■ WRITTEN EXERCISE ■
Repeat every entry word for word, but leave the images out of your copy.

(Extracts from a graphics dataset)
************
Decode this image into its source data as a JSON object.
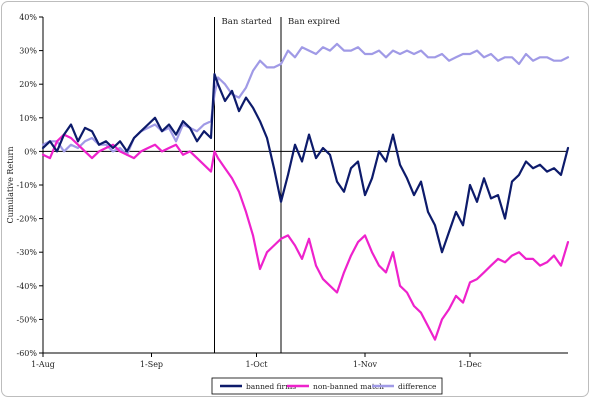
{
  "chart_data": {
    "type": "line",
    "title": "",
    "xlabel": "",
    "ylabel": "Cumulative Return",
    "ylim": [
      -60,
      40
    ],
    "xlim_days": [
      0,
      150
    ],
    "y_ticks": [
      {
        "value": 40,
        "label": "40%"
      },
      {
        "value": 30,
        "label": "30%"
      },
      {
        "value": 20,
        "label": "20%"
      },
      {
        "value": 10,
        "label": "10%"
      },
      {
        "value": 0,
        "label": "0%"
      },
      {
        "value": -10,
        "label": "-10%"
      },
      {
        "value": -20,
        "label": "-20%"
      },
      {
        "value": -30,
        "label": "-30%"
      },
      {
        "value": -40,
        "label": "-40%"
      },
      {
        "value": -50,
        "label": "-50%"
      },
      {
        "value": -60,
        "label": "-60%"
      }
    ],
    "x_ticks": [
      {
        "day": 0,
        "label": "1-Aug"
      },
      {
        "day": 31,
        "label": "1-Sep"
      },
      {
        "day": 61,
        "label": "1-Oct"
      },
      {
        "day": 92,
        "label": "1-Nov"
      },
      {
        "day": 122,
        "label": "1-Dec"
      }
    ],
    "annotations": [
      {
        "label": "Ban started",
        "day": 49
      },
      {
        "label": "Ban expired",
        "day": 68
      }
    ],
    "legend_position": "bottom",
    "x": [
      0,
      2,
      4,
      6,
      8,
      10,
      12,
      14,
      16,
      18,
      20,
      22,
      24,
      26,
      28,
      30,
      32,
      34,
      36,
      38,
      40,
      42,
      44,
      46,
      48,
      49,
      50,
      52,
      54,
      56,
      58,
      60,
      62,
      64,
      66,
      68,
      70,
      72,
      74,
      76,
      78,
      80,
      82,
      84,
      86,
      88,
      90,
      92,
      94,
      96,
      98,
      100,
      102,
      104,
      106,
      108,
      110,
      112,
      114,
      116,
      118,
      120,
      122,
      124,
      126,
      128,
      130,
      132,
      134,
      136,
      138,
      140,
      142,
      144,
      146,
      148,
      150
    ],
    "series": [
      {
        "name": "banned firms",
        "color": "#0d1b6b",
        "values": [
          1,
          3,
          0,
          5,
          8,
          3,
          7,
          6,
          2,
          3,
          1,
          3,
          0,
          4,
          6,
          8,
          10,
          6,
          8,
          5,
          9,
          7,
          3,
          6,
          4,
          23,
          20,
          15,
          18,
          12,
          16,
          13,
          9,
          4,
          -5,
          -15,
          -7,
          2,
          -3,
          5,
          -2,
          1,
          -1,
          -9,
          -12,
          -5,
          -3,
          -13,
          -8,
          0,
          -3,
          5,
          -4,
          -8,
          -13,
          -9,
          -18,
          -22,
          -30,
          -24,
          -18,
          -22,
          -10,
          -15,
          -8,
          -14,
          -13,
          -20,
          -9,
          -7,
          -3,
          -5,
          -4,
          -6,
          -5,
          -7,
          1
        ]
      },
      {
        "name": "non-banned match",
        "color": "#ee22cc",
        "values": [
          -1,
          -2,
          3,
          5,
          4,
          2,
          0,
          -2,
          0,
          1,
          2,
          0,
          -1,
          -2,
          0,
          1,
          2,
          0,
          1,
          2,
          -1,
          0,
          -2,
          -4,
          -6,
          0,
          -2,
          -5,
          -8,
          -12,
          -18,
          -25,
          -35,
          -30,
          -28,
          -26,
          -25,
          -28,
          -32,
          -26,
          -34,
          -38,
          -40,
          -42,
          -36,
          -31,
          -27,
          -25,
          -30,
          -34,
          -36,
          -30,
          -40,
          -42,
          -46,
          -48,
          -52,
          -56,
          -50,
          -47,
          -43,
          -45,
          -39,
          -38,
          -36,
          -34,
          -32,
          -33,
          -31,
          -30,
          -32,
          -32,
          -34,
          -33,
          -31,
          -34,
          -27
        ]
      },
      {
        "name": "difference",
        "color": "#a09ae6",
        "values": [
          2,
          3,
          3,
          0,
          2,
          1,
          3,
          4,
          2,
          2,
          0,
          1,
          -1,
          4,
          6,
          7,
          8,
          6,
          7,
          3,
          8,
          7,
          6,
          8,
          9,
          17,
          22,
          20,
          17,
          16,
          19,
          24,
          27,
          25,
          25,
          26,
          30,
          28,
          31,
          30,
          29,
          31,
          30,
          32,
          30,
          30,
          31,
          29,
          29,
          30,
          28,
          30,
          29,
          30,
          29,
          30,
          28,
          28,
          29,
          27,
          28,
          29,
          29,
          30,
          28,
          29,
          27,
          28,
          28,
          26,
          29,
          27,
          28,
          28,
          27,
          27,
          28
        ]
      }
    ]
  }
}
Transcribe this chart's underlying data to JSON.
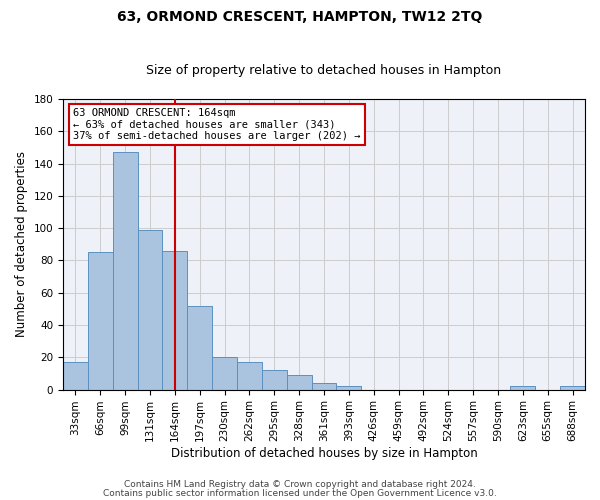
{
  "title": "63, ORMOND CRESCENT, HAMPTON, TW12 2TQ",
  "subtitle": "Size of property relative to detached houses in Hampton",
  "xlabel": "Distribution of detached houses by size in Hampton",
  "ylabel": "Number of detached properties",
  "bar_labels": [
    "33sqm",
    "66sqm",
    "99sqm",
    "131sqm",
    "164sqm",
    "197sqm",
    "230sqm",
    "262sqm",
    "295sqm",
    "328sqm",
    "361sqm",
    "393sqm",
    "426sqm",
    "459sqm",
    "492sqm",
    "524sqm",
    "557sqm",
    "590sqm",
    "623sqm",
    "655sqm",
    "688sqm"
  ],
  "bar_values": [
    17,
    85,
    147,
    99,
    86,
    52,
    20,
    17,
    12,
    9,
    4,
    2,
    0,
    0,
    0,
    0,
    0,
    0,
    2,
    0,
    2
  ],
  "bar_color": "#aac4e0",
  "bar_edge_color": "#5a90c0",
  "vline_x_idx": 4,
  "vline_color": "#cc0000",
  "ylim": [
    0,
    180
  ],
  "yticks": [
    0,
    20,
    40,
    60,
    80,
    100,
    120,
    140,
    160,
    180
  ],
  "annotation_line1": "63 ORMOND CRESCENT: 164sqm",
  "annotation_line2": "← 63% of detached houses are smaller (343)",
  "annotation_line3": "37% of semi-detached houses are larger (202) →",
  "annotation_box_color": "#ffffff",
  "annotation_box_edge": "#cc0000",
  "footer1": "Contains HM Land Registry data © Crown copyright and database right 2024.",
  "footer2": "Contains public sector information licensed under the Open Government Licence v3.0.",
  "bg_color": "#eef2f8",
  "grid_color": "#cccccc",
  "title_fontsize": 10,
  "subtitle_fontsize": 9,
  "axis_label_fontsize": 8.5,
  "tick_fontsize": 7.5,
  "footer_fontsize": 6.5,
  "annotation_fontsize": 7.5
}
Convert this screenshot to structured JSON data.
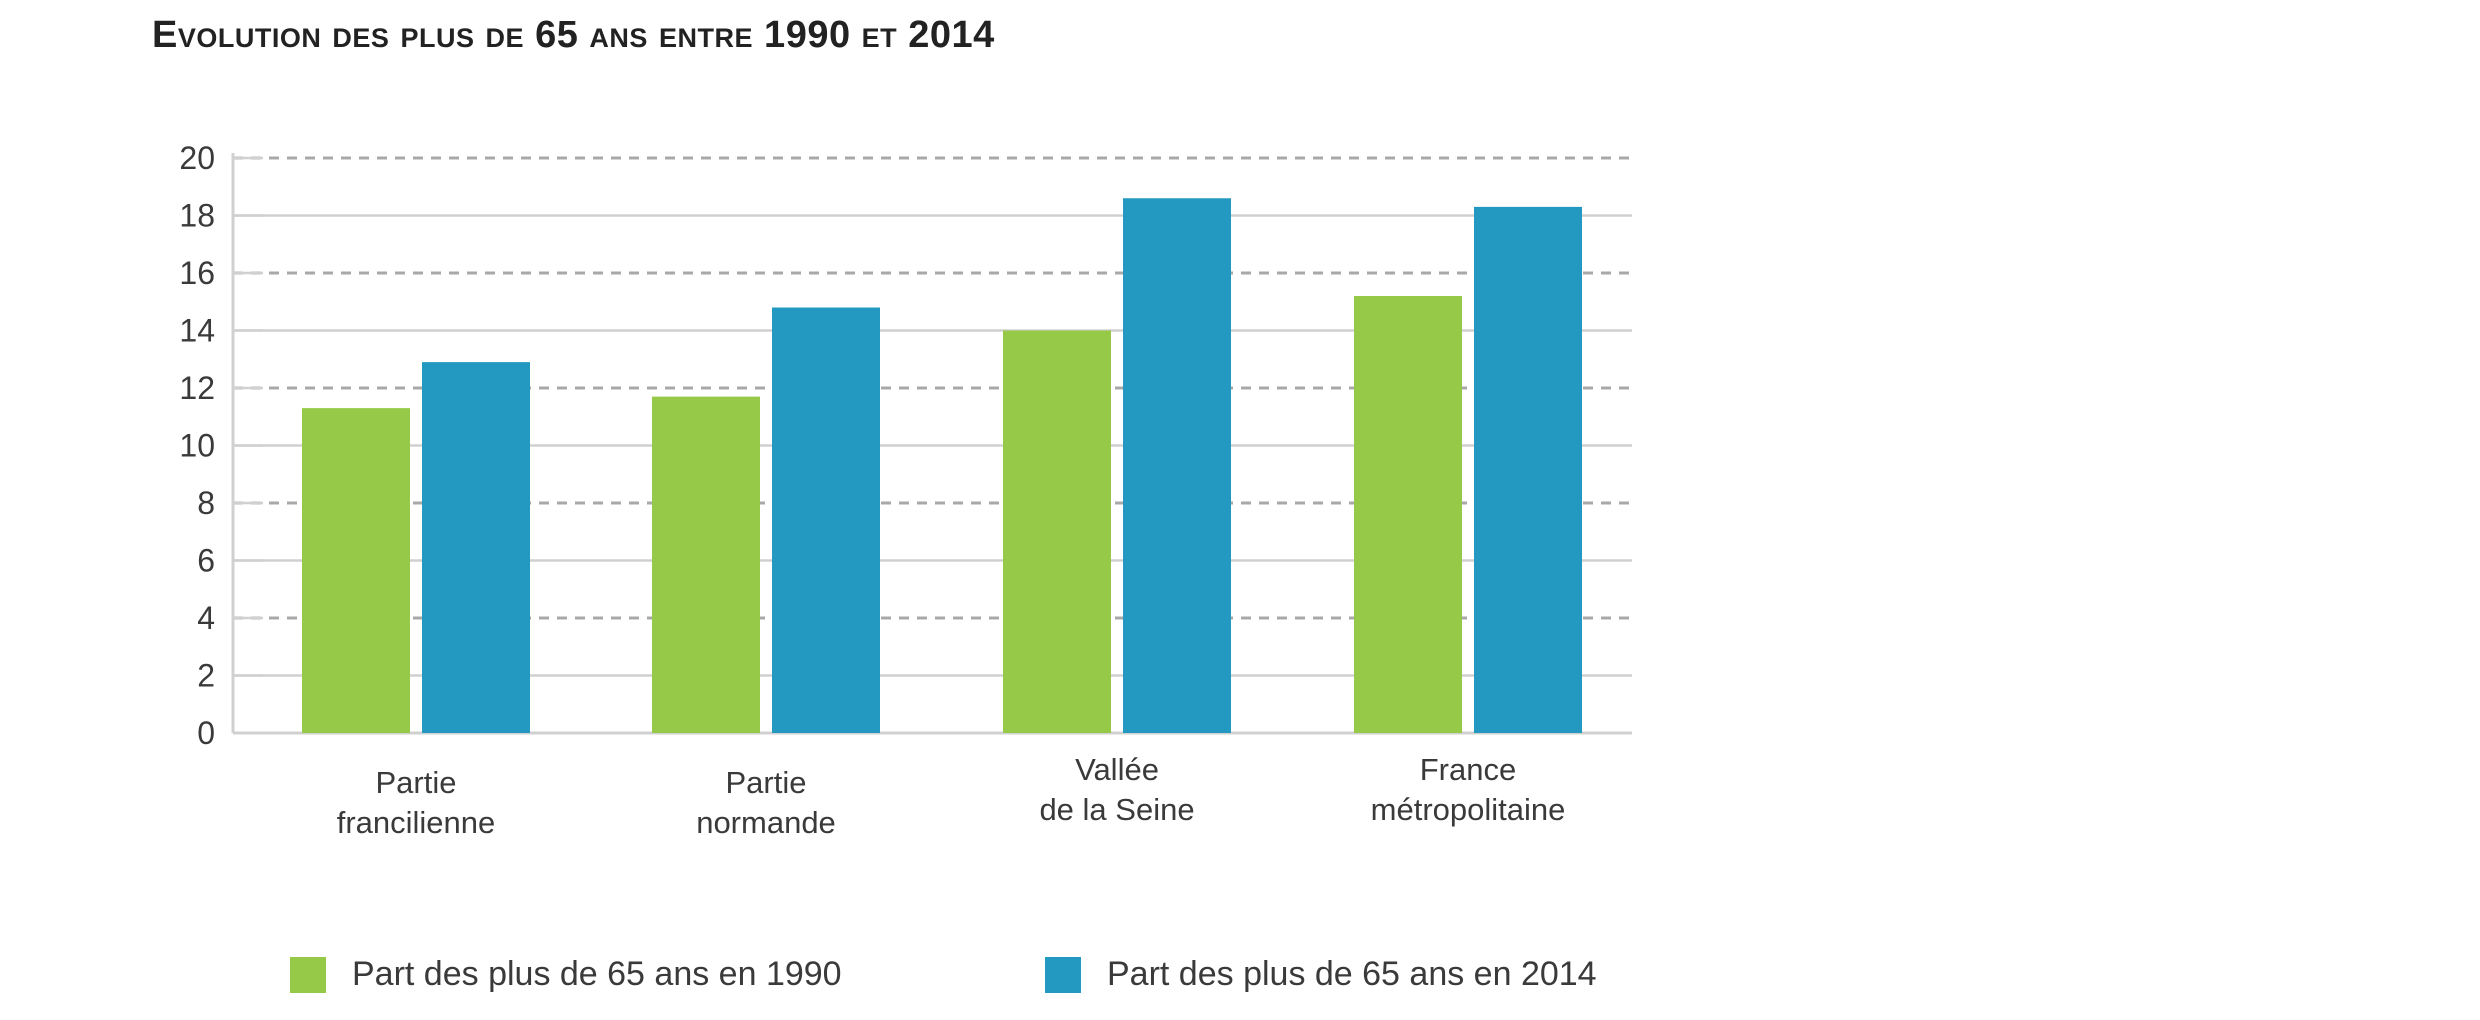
************
■ FINAL RESULT ■
Decode this image into its source data as a JSON object.
{
  "chart_data": {
    "type": "line",
    "title": "",
    "xlabel": "",
    "ylabel": "Cumulative Return",
    "ylim": [
      -60,
      40
    ],
    "xlim_days": [
      0,
      150
    ],
    "y_ticks": [
      {
        "value": 40,
        "label": "40%"
      },
      {
        "value": 30,
        "label": "30%"
      },
      {
        "value": 20,
        "label": "20%"
      },
      {
        "value": 10,
        "label": "10%"
      },
      {
        "value": 0,
        "label": "0%"
      },
      {
        "value": -10,
        "label": "-10%"
      },
      {
        "value": -20,
        "label": "-20%"
      },
      {
        "value": -30,
        "label": "-30%"
      },
      {
        "value": -40,
        "label": "-40%"
      },
      {
        "value": -50,
        "label": "-50%"
      },
      {
        "value": -60,
        "label": "-60%"
      }
    ],
    "x_ticks": [
      {
        "day": 0,
        "label": "1-Aug"
      },
      {
        "day": 31,
        "label": "1-Sep"
      },
      {
        "day": 61,
        "label": "1-Oct"
      },
      {
        "day": 92,
        "label": "1-Nov"
      },
      {
        "day": 122,
        "label": "1-Dec"
      }
    ],
    "annotations": [
      {
        "label": "Ban started",
        "day": 49
      },
      {
        "label": "Ban expired",
        "day": 68
      }
    ],
    "legend_position": "bottom",
    "x": [
      0,
      2,
      4,
      6,
      8,
      10,
      12,
      14,
      16,
      18,
      20,
      22,
      24,
      26,
      28,
      30,
      32,
      34,
      36,
      38,
      40,
      42,
      44,
      46,
      48,
      49,
      50,
      52,
      54,
      56,
      58,
      60,
      62,
      64,
      66,
      68,
      70,
      72,
      74,
      76,
      78,
      80,
      82,
      84,
      86,
      88,
      90,
      92,
      94,
      96,
      98,
      100,
      102,
      104,
      106,
      108,
      110,
      112,
      114,
      116,
      118,
      120,
      122,
      124,
      126,
      128,
      130,
      132,
      134,
      136,
      138,
      140,
      142,
      144,
      146,
      148,
      150
    ],
    "series": [
      {
        "name": "banned firms",
        "color": "#0d1b6b",
        "values": [
          1,
          3,
          0,
          5,
          8,
          3,
          7,
          6,
          2,
          3,
          1,
          3,
          0,
          4,
          6,
          8,
          10,
          6,
          8,
          5,
          9,
          7,
          3,
          6,
          4,
          23,
          20,
          15,
          18,
          12,
          16,
          13,
          9,
          4,
          -5,
          -15,
          -7,
          2,
          -3,
          5,
          -2,
          1,
          -1,
          -9,
          -12,
          -5,
          -3,
          -13,
          -8,
          0,
          -3,
          5,
          -4,
          -8,
          -13,
          -9,
          -18,
          -22,
          -30,
          -24,
          -18,
          -22,
          -10,
          -15,
          -8,
          -14,
          -13,
          -20,
          -9,
          -7,
          -3,
          -5,
          -4,
          -6,
          -5,
          -7,
          1
        ]
      },
      {
        "name": "non-banned match",
        "color": "#ee22cc",
        "values": [
          -1,
          -2,
          3,
          5,
          4,
          2,
          0,
          -2,
          0,
          1,
          2,
          0,
          -1,
          -2,
          0,
          1,
          2,
          0,
          1,
          2,
          -1,
          0,
          -2,
          -4,
          -6,
          0,
          -2,
          -5,
          -8,
          -12,
          -18,
          -25,
          -35,
          -30,
          -28,
          -26,
          -25,
          -28,
          -32,
          -26,
          -34,
          -38,
          -40,
          -42,
          -36,
          -31,
          -27,
          -25,
          -30,
          -34,
          -36,
          -30,
          -40,
          -42,
          -46,
          -48,
          -52,
          -56,
          -50,
          -47,
          -43,
          -45,
          -39,
          -38,
          -36,
          -34,
          -32,
          -33,
          -31,
          -30,
          -32,
          -32,
          -34,
          -33,
          -31,
          -34,
          -27
        ]
      },
      {
        "name": "difference",
        "color": "#a09ae6",
        "values": [
          2,
          3,
          3,
          0,
          2,
          1,
          3,
          4,
          2,
          2,
          0,
          1,
          -1,
          4,
          6,
          7,
          8,
          6,
          7,
          3,
          8,
          7,
          6,
          8,
          9,
          17,
          22,
          20,
          17,
          16,
          19,
          24,
          27,
          25,
          25,
          26,
          30,
          28,
          31,
          30,
          29,
          31,
          30,
          32,
          30,
          30,
          31,
          29,
          29,
          30,
          28,
          30,
          29,
          30,
          29,
          30,
          28,
          28,
          29,
          27,
          28,
          29,
          29,
          30,
          28,
          29,
          27,
          28,
          28,
          26,
          29,
          27,
          28,
          28,
          27,
          27,
          28
        ]
      }
    ]
  }
}
Transcribe this chart's underlying data to JSON.
{
  "title": "63, ORMOND CRESCENT, HAMPTON, TW12 2TQ",
  "subtitle": "Size of property relative to detached houses in Hampton",
  "xlabel": "Distribution of detached houses by size in Hampton",
  "ylabel": "Number of detached properties",
  "bar_labels": [
    "33sqm",
    "66sqm",
    "99sqm",
    "131sqm",
    "164sqm",
    "197sqm",
    "230sqm",
    "262sqm",
    "295sqm",
    "328sqm",
    "361sqm",
    "393sqm",
    "426sqm",
    "459sqm",
    "492sqm",
    "524sqm",
    "557sqm",
    "590sqm",
    "623sqm",
    "655sqm",
    "688sqm"
  ],
  "bar_values": [
    17,
    85,
    147,
    99,
    86,
    52,
    20,
    17,
    12,
    9,
    4,
    2,
    0,
    0,
    0,
    0,
    0,
    0,
    2,
    0,
    2
  ],
  "bar_color": "#aac4e0",
  "bar_edge_color": "#5a90c0",
  "vline_x_idx": 4,
  "vline_color": "#cc0000",
  "ylim": [
    0,
    180
  ],
  "yticks": [
    0,
    20,
    40,
    60,
    80,
    100,
    120,
    140,
    160,
    180
  ],
  "annotation_line1": "63 ORMOND CRESCENT: 164sqm",
  "annotation_line2": "← 63% of detached houses are smaller (343)",
  "annotation_line3": "37% of semi-detached houses are larger (202) →",
  "annotation_box_color": "#ffffff",
  "annotation_box_edge": "#cc0000",
  "footer1": "Contains HM Land Registry data © Crown copyright and database right 2024.",
  "footer2": "Contains public sector information licensed under the Open Government Licence v3.0.",
  "bg_color": "#eef2f8",
  "grid_color": "#cccccc",
  "title_fontsize": 10,
  "subtitle_fontsize": 9,
  "axis_label_fontsize": 8.5,
  "tick_fontsize": 7.5,
  "footer_fontsize": 6.5,
  "annotation_fontsize": 7.5
}
Convert this screenshot to structured JSON data.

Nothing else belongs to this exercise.